(Materials provided):
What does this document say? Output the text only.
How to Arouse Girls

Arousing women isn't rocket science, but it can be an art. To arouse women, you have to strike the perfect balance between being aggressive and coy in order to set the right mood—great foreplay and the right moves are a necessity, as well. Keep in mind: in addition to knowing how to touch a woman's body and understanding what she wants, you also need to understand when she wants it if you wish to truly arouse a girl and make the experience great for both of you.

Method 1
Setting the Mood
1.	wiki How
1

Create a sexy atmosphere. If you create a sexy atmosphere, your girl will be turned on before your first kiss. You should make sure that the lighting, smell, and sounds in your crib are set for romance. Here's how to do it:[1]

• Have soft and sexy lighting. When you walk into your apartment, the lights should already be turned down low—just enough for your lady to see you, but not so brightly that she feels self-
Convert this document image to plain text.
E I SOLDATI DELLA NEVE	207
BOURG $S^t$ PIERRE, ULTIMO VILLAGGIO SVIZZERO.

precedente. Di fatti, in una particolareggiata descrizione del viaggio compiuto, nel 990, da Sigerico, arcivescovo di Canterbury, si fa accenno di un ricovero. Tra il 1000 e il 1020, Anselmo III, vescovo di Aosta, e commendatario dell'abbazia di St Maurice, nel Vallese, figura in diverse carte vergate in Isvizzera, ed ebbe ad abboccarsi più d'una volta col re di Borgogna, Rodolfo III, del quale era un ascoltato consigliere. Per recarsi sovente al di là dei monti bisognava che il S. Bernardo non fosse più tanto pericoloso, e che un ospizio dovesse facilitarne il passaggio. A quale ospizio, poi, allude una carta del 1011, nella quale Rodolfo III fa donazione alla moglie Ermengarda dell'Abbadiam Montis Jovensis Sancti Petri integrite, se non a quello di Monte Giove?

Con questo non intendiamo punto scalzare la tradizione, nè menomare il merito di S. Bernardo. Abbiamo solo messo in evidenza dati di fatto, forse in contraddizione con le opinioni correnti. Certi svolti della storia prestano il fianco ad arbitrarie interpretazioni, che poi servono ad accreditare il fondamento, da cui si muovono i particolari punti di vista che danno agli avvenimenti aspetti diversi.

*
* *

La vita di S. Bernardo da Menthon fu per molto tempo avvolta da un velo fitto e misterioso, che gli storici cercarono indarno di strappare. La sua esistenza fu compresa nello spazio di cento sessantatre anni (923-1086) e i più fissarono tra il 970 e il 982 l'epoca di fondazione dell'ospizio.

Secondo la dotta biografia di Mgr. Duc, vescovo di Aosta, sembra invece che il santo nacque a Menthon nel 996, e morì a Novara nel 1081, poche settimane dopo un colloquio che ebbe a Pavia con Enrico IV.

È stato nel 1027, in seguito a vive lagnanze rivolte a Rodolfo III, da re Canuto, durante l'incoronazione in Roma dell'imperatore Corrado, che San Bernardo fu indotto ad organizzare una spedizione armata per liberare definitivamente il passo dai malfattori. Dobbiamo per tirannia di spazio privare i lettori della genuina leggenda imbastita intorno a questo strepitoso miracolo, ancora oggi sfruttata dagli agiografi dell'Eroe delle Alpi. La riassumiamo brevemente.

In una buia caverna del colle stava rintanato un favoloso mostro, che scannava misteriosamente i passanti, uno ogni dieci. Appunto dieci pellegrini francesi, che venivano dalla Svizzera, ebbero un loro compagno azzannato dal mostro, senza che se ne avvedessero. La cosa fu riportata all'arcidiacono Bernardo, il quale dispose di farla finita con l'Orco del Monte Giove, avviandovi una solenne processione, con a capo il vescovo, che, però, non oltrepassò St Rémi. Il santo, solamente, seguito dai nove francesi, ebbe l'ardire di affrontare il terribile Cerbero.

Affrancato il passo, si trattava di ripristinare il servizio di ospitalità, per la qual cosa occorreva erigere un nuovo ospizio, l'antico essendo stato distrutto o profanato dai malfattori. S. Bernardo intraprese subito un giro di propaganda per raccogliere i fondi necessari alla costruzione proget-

(Exercise directions): Print the complete listing again, exactly as it stands.

(Solution for this task):
What does this document say? Output the text only.
How to Arouse Girls

Arousing women isn't rocket science, but it can be an art. To arouse women, you have to strike the perfect balance between being aggressive and coy in order to set the right mood—great foreplay and the right moves are a necessity, as well. Keep in mind: in addition to knowing how to touch a woman's body and understanding what she wants, you also need to understand when she wants it if you wish to truly arouse a girl and make the experience great for both of you.

Method 1
Setting the Mood
1.	wiki How
1

Create a sexy atmosphere. If you create a sexy atmosphere, your girl will be turned on before your first kiss. You should make sure that the lighting, smell, and sounds in your crib are set for romance. Here's how to do it:[1]

• Have soft and sexy lighting. When you walk into your apartment, the lights should already be turned down low—just enough for your lady to see you, but not so brightly that she feels self-
Convert this document image to plain text.
E I SOLDATI DELLA NEVE	207
BOURG $S^t$ PIERRE, ULTIMO VILLAGGIO SVIZZERO.

precedente. Di fatti, in una particolareggiata descrizione del viaggio compiuto, nel 990, da Sigerico, arcivescovo di Canterbury, si fa accenno di un ricovero. Tra il 1000 e il 1020, Anselmo III, vescovo di Aosta, e commendatario dell'abbazia di St Maurice, nel Vallese, figura in diverse carte vergate in Isvizzera, ed ebbe ad abboccarsi più d'una volta col re di Borgogna, Rodolfo III, del quale era un ascoltato consigliere. Per recarsi sovente al di là dei monti bisognava che il S. Bernardo non fosse più tanto pericoloso, e che un ospizio dovesse facilitarne il passaggio. A quale ospizio, poi, allude una carta del 1011, nella quale Rodolfo III fa donazione alla moglie Ermengarda dell'Abbadiam Montis Jovensis Sancti Petri integrite, se non a quello di Monte Giove?

Con questo non intendiamo punto scalzare la tradizione, nè menomare il merito di S. Bernardo. Abbiamo solo messo in evidenza dati di fatto, forse in contraddizione con le opinioni correnti. Certi svolti della storia prestano il fianco ad arbitrarie interpretazioni, che poi servono ad accreditare il fondamento, da cui si muovono i particolari punti di vista che danno agli avvenimenti aspetti diversi.

*
* *

La vita di S. Bernardo da Menthon fu per molto tempo avvolta da un velo fitto e misterioso, che gli storici cercarono indarno di strappare. La sua esistenza fu compresa nello spazio di cento sessantatre anni (923-1086) e i più fissarono tra il 970 e il 982 l'epoca di fondazione dell'ospizio.

Secondo la dotta biografia di Mgr. Duc, vescovo di Aosta, sembra invece che il santo nacque a Menthon nel 996, e morì a Novara nel 1081, poche settimane dopo un colloquio che ebbe a Pavia con Enrico IV.

È stato nel 1027, in seguito a vive lagnanze rivolte a Rodolfo III, da re Canuto, durante l'incoronazione in Roma dell'imperatore Corrado, che San Bernardo fu indotto ad organizzare una spedizione armata per liberare definitivamente il passo dai malfattori. Dobbiamo per tirannia di spazio privare i lettori della genuina leggenda imbastita intorno a questo strepitoso miracolo, ancora oggi sfruttata dagli agiografi dell'Eroe delle Alpi. La riassumiamo brevemente.

In una buia caverna del colle stava rintanato un favoloso mostro, che scannava misteriosamente i passanti, uno ogni dieci. Appunto dieci pellegrini francesi, che venivano dalla Svizzera, ebbero un loro compagno azzannato dal mostro, senza che se ne avvedessero. La cosa fu riportata all'arcidiacono Bernardo, il quale dispose di farla finita con l'Orco del Monte Giove, avviandovi una solenne processione, con a capo il vescovo, che, però, non oltrepassò St Rémi. Il santo, solamente, seguito dai nove francesi, ebbe l'ardire di affrontare il terribile Cerbero.

Affrancato il passo, si trattava di ripristinare il servizio di ospitalità, per la qual cosa occorreva erigere un nuovo ospizio, l'antico essendo stato distrutto o profanato dai malfattori. S. Bernardo intraprese subito un giro di propaganda per raccogliere i fondi necessari alla costruzione proget-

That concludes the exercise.